▸ **Written task**:
Copy out the lines from the one with "nav-question-current-dot[interactable] [50, 30, 72, 50]" to the one with "option-d[interactable]: d. religion", inclusive, exactly as they appear.

▸ **Records to process**:
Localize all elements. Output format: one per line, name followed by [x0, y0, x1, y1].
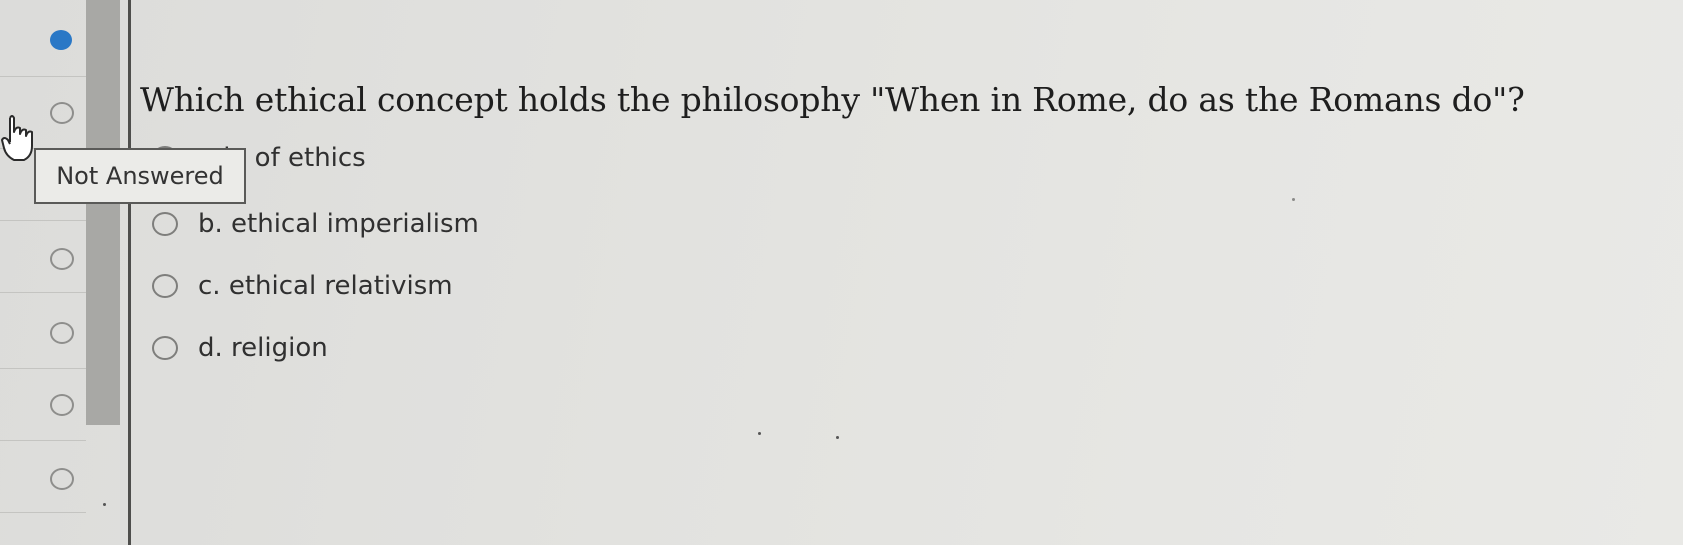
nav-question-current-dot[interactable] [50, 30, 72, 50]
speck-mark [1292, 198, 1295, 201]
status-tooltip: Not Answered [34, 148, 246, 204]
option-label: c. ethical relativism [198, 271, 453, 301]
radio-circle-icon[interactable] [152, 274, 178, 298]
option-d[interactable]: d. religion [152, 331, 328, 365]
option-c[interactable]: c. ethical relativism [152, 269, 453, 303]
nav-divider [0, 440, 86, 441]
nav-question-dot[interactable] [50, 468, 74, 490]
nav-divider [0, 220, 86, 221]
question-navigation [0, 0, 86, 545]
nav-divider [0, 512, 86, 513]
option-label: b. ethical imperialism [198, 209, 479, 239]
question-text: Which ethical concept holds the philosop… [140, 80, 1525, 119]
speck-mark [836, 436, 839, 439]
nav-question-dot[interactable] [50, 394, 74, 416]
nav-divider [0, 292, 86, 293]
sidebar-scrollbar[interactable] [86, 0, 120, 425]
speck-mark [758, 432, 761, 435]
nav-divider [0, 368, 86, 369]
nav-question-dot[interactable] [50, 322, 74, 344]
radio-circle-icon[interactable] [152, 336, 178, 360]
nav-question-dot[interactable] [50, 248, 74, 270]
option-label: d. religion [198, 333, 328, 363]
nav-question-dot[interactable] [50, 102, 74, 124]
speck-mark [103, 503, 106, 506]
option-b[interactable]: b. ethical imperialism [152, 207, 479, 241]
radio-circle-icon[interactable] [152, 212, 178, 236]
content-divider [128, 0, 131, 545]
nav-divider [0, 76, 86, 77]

▸ **Written solution**:
nav-question-current-dot[interactable] [50, 30, 72, 50]
speck-mark [1292, 198, 1295, 201]
status-tooltip: Not Answered [34, 148, 246, 204]
option-label: c. ethical relativism [198, 271, 453, 301]
radio-circle-icon[interactable] [152, 274, 178, 298]
option-d[interactable]: d. religion [152, 331, 328, 365]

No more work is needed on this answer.